Texte:

↓↓↓

Aujourd'hui, c'est moins en tant que directrice de recherche à l'INSERM qu'en tant que présidente de la Société française de recherche sur les cellules souches (FSSCR) que je m'exprime. Créée en 2017 sous l'impulsion d'une poignée de scientifiques, dont M. Laurent David, qui est à mes côtés, elle poursuit un triple objectif : fédérer et mieux organiser la recherche sur les cellules souches en France ; augmenter la visibilité de ces recherches à l'échelon international ; mieux communiquer avec le grand public sur les bénéfices et les dangers de ces recherches. Elle s'apprête à tenir son deuxième congrès annuel à Nantes au début du mois de novembre, qui sera également ouvert au grand public. Notre conseil d'administration compte quatorze membres, qui ont été élus par nos 350 adhérents : il s'agit soit de scientifiques, soit de cliniciens, répartis sur tout le territoire.

L'une des raisons qui nous a poussés à créer cette association est l'inquiétude croissante de la communauté scientifique face aux attaques que subissent nos programmes de recherche, inquiétudes dont nous avions fait part dans une tribune publiée le 30 mars 2017 dans Le Monde.

Depuis la loi de 2013, qui était plus permissive quant à l'utilisation des cellules souches embryonnaires humaines, trente-trois programmes de recherche ont été attaqués devant un tribunal administratif et aujourd'hui onze font l'objet de procédures en cours sur environ quatre-vingt-dix demandes d'autorisation validées par l'Agence de la biomédecine. Ces actions, même si elles ne sont pas engagées à l'encontre des chercheurs eux-mêmes, mettent en péril le développement de nos recherches, le recrutement des personnels nécessaires et nos sources de financement.

↑↑↑

Activité 1: Énumérez les objectifs que poursuit la Société française de recherche sur les cellules souches, d'après le texte.
Activité 2: Selon le texte, combien de programmes de recherche ont été attaqués devant un tribunal administratif depuis la loi de 2013 ?

Données à examiner:
↓↓↓

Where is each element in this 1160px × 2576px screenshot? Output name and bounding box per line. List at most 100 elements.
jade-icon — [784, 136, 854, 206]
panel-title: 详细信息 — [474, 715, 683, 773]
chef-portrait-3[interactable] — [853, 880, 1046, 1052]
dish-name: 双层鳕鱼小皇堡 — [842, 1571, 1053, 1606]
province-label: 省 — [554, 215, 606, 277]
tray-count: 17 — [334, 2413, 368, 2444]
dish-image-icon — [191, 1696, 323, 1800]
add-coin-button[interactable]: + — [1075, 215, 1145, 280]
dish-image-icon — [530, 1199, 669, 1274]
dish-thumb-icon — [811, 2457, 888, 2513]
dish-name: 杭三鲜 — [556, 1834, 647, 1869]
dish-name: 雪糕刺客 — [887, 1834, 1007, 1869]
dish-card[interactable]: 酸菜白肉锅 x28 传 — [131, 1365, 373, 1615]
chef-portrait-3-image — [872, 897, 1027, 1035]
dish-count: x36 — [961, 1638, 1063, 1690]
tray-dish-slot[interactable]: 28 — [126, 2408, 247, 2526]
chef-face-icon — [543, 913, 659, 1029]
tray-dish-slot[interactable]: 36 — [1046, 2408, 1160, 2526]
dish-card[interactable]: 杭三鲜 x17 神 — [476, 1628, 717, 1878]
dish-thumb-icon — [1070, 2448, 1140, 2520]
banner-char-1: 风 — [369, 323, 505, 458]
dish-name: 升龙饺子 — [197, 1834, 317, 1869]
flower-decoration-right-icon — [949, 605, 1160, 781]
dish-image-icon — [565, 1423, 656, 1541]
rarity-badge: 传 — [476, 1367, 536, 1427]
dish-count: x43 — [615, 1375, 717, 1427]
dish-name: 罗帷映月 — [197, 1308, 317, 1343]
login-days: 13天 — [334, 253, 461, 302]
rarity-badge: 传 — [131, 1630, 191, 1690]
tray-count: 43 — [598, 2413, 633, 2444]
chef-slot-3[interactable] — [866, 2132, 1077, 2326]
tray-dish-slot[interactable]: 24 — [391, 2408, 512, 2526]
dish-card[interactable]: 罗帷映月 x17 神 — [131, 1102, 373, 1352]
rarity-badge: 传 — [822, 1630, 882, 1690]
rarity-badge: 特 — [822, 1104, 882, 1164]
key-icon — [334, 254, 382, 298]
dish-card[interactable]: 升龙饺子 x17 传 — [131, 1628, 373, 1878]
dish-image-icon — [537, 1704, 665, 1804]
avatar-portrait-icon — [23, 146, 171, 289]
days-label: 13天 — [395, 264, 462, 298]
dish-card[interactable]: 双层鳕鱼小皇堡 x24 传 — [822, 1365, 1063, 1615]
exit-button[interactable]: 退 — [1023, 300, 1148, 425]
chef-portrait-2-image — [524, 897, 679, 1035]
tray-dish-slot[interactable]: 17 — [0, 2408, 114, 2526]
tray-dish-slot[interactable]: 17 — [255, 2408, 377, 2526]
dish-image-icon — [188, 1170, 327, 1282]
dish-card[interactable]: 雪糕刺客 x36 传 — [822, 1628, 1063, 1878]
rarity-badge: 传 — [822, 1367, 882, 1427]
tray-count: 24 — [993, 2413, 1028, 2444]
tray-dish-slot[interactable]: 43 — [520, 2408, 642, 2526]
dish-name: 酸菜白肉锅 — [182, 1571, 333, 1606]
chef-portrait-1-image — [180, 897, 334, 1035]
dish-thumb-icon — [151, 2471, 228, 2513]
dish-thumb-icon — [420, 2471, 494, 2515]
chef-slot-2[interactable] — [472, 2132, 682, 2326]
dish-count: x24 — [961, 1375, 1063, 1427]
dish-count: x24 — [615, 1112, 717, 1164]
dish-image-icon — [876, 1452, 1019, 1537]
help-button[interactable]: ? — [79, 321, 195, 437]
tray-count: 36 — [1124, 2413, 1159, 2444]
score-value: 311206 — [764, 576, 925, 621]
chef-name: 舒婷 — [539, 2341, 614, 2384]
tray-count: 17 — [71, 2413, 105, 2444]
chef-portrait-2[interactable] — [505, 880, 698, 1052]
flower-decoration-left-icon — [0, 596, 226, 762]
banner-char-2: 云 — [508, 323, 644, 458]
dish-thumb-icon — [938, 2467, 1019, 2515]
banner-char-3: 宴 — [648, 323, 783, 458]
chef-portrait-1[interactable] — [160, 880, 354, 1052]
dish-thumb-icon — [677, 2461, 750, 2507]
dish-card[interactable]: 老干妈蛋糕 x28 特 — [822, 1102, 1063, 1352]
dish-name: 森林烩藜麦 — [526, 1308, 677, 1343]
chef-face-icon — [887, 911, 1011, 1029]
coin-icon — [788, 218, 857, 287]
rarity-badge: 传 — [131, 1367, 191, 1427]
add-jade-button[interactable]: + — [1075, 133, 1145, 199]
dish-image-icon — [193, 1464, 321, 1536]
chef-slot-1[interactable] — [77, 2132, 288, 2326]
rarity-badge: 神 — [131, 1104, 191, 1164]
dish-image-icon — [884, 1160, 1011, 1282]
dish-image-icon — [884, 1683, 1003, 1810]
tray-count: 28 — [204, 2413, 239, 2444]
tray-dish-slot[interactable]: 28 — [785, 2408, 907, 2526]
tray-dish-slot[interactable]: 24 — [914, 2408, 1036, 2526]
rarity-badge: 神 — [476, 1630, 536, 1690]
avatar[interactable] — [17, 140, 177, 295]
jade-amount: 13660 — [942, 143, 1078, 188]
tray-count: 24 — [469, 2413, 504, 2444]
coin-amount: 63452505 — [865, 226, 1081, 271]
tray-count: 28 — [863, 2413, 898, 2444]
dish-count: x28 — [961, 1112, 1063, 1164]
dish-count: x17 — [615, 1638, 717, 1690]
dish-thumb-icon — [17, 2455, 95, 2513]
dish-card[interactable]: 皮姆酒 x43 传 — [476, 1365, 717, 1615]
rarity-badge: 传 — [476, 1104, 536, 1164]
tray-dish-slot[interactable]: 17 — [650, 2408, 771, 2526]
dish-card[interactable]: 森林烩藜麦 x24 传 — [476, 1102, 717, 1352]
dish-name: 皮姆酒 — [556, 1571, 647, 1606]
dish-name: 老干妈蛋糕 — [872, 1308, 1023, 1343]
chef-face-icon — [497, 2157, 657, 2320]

↑↑↑

Résultat 1:
- Fédérer et mieux organiser la recherche sur les cellules souches en France.
- Augmenter la visibilité de ces recherches à l'échelon international.
- Mieux communiquer avec le grand public sur les bénéfices et les dangers de ces recherches.

Résultat 2: Trente-trois programmes de recherche.